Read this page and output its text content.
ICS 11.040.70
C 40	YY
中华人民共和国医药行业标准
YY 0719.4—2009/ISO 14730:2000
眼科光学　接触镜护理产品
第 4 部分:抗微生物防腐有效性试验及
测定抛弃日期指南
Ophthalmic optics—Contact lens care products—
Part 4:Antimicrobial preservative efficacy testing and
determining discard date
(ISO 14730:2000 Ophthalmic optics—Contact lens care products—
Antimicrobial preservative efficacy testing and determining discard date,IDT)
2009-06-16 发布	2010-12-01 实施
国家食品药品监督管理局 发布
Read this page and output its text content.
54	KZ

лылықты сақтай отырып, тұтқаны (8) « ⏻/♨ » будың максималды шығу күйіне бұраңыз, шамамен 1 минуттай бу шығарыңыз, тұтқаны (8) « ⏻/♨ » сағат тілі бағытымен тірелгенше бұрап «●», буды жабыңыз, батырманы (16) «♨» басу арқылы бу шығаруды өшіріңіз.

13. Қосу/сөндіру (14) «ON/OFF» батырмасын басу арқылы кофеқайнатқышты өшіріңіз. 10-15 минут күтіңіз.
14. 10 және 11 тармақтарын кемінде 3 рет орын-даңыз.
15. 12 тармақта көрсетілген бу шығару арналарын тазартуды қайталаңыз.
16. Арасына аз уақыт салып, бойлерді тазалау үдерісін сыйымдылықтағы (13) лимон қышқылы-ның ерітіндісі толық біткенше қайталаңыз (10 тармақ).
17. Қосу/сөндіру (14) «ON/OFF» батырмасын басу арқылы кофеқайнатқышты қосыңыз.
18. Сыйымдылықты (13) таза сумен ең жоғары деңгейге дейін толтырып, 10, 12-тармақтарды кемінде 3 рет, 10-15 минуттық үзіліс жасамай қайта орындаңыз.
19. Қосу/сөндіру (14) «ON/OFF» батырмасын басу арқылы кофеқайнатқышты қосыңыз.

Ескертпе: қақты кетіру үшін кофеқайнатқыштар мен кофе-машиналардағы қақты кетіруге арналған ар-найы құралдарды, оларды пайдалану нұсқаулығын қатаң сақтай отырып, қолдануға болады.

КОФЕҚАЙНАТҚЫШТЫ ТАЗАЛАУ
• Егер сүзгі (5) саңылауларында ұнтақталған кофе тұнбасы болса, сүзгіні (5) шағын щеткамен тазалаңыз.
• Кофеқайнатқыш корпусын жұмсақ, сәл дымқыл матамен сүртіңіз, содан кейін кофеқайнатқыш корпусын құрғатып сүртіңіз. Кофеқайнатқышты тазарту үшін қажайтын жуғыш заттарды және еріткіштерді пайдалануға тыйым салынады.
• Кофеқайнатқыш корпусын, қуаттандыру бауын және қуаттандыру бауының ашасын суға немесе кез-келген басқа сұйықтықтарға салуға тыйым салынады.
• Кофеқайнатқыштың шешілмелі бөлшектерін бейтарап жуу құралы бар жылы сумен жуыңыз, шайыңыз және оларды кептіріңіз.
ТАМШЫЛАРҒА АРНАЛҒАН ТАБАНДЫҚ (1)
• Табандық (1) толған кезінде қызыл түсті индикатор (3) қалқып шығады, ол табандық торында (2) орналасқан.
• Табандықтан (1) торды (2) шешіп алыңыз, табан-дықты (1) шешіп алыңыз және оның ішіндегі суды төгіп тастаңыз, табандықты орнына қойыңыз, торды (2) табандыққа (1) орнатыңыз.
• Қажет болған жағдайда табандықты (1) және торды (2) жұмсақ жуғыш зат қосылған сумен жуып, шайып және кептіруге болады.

• • • • •

■ **What the task requires**: Give all the records again. Match them exactly.

■ **Exercise answer**:
Read this page and output its text content.
ICS 11.040.70
C 40	YY
中华人民共和国医药行业标准
YY 0719.4—2009/ISO 14730:2000
眼科光学　接触镜护理产品
第 4 部分:抗微生物防腐有效性试验及
测定抛弃日期指南
Ophthalmic optics—Contact lens care products—
Part 4:Antimicrobial preservative efficacy testing and
determining discard date
(ISO 14730:2000 Ophthalmic optics—Contact lens care products—
Antimicrobial preservative efficacy testing and determining discard date,IDT)
2009-06-16 发布	2010-12-01 实施
国家食品药品监督管理局 发布
Read this page and output its text content.
54	KZ

лылықты сақтай отырып, тұтқаны (8) « ⏻/♨ » будың максималды шығу күйіне бұраңыз, шамамен 1 минуттай бу шығарыңыз, тұтқаны (8) « ⏻/♨ » сағат тілі бағытымен тірелгенше бұрап «●», буды жабыңыз, батырманы (16) «♨» басу арқылы бу шығаруды өшіріңіз.

13. Қосу/сөндіру (14) «ON/OFF» батырмасын басу арқылы кофеқайнатқышты өшіріңіз. 10-15 минут күтіңіз.
14. 10 және 11 тармақтарын кемінде 3 рет орын-даңыз.
15. 12 тармақта көрсетілген бу шығару арналарын тазартуды қайталаңыз.
16. Арасына аз уақыт салып, бойлерді тазалау үдерісін сыйымдылықтағы (13) лимон қышқылы-ның ерітіндісі толық біткенше қайталаңыз (10 тармақ).
17. Қосу/сөндіру (14) «ON/OFF» батырмасын басу арқылы кофеқайнатқышты қосыңыз.
18. Сыйымдылықты (13) таза сумен ең жоғары деңгейге дейін толтырып, 10, 12-тармақтарды кемінде 3 рет, 10-15 минуттық үзіліс жасамай қайта орындаңыз.
19. Қосу/сөндіру (14) «ON/OFF» батырмасын басу арқылы кофеқайнатқышты қосыңыз.

Ескертпе: қақты кетіру үшін кофеқайнатқыштар мен кофе-машиналардағы қақты кетіруге арналған ар-найы құралдарды, оларды пайдалану нұсқаулығын қатаң сақтай отырып, қолдануға болады.

КОФЕҚАЙНАТҚЫШТЫ ТАЗАЛАУ
• Егер сүзгі (5) саңылауларында ұнтақталған кофе тұнбасы болса, сүзгіні (5) шағын щеткамен тазалаңыз.
• Кофеқайнатқыш корпусын жұмсақ, сәл дымқыл матамен сүртіңіз, содан кейін кофеқайнатқыш корпусын құрғатып сүртіңіз. Кофеқайнатқышты тазарту үшін қажайтын жуғыш заттарды және еріткіштерді пайдалануға тыйым салынады.
• Кофеқайнатқыш корпусын, қуаттандыру бауын және қуаттандыру бауының ашасын суға немесе кез-келген басқа сұйықтықтарға салуға тыйым салынады.
• Кофеқайнатқыштың шешілмелі бөлшектерін бейтарап жуу құралы бар жылы сумен жуыңыз, шайыңыз және оларды кептіріңіз.
ТАМШЫЛАРҒА АРНАЛҒАН ТАБАНДЫҚ (1)
• Табандық (1) толған кезінде қызыл түсті индикатор (3) қалқып шығады, ол табандық торында (2) орналасқан.
• Табандықтан (1) торды (2) шешіп алыңыз, табан-дықты (1) шешіп алыңыз және оның ішіндегі суды төгіп тастаңыз, табандықты орнына қойыңыз, торды (2) табандыққа (1) орнатыңыз.
• Қажет болған жағдайда табандықты (1) және торды (2) жұмсақ жуғыш зат қосылған сумен жуып, шайып және кептіруге болады.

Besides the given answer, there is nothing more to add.